WRITTEN EXERCISE: Give the number of lines that hold the string "author". Nothing else is needed.

A run of records
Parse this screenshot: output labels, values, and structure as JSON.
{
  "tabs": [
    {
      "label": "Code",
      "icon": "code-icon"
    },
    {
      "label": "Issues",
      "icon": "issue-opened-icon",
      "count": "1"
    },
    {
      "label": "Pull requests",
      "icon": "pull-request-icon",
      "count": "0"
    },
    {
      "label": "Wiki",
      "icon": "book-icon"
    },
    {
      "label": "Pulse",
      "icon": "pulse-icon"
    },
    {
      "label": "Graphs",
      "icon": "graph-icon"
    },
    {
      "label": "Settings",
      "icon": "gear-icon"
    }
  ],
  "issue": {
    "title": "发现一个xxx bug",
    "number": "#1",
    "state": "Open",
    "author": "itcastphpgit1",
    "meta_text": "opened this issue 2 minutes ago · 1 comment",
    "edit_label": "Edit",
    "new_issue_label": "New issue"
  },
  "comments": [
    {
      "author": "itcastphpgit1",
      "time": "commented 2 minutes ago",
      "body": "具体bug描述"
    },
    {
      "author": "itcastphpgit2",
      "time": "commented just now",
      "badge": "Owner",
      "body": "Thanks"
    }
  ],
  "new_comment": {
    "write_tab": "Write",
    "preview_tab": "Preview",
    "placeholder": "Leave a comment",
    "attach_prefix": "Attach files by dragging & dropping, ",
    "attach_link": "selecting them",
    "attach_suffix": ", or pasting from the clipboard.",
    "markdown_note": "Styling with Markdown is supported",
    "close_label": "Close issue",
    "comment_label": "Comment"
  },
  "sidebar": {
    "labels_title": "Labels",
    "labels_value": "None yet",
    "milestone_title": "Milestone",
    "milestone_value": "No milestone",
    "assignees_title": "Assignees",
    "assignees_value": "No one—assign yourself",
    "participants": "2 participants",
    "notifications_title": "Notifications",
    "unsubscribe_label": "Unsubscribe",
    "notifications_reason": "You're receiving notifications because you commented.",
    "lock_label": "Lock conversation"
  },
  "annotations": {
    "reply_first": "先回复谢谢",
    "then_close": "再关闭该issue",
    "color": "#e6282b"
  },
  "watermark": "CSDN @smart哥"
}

EXERCISE SOLUTION: 3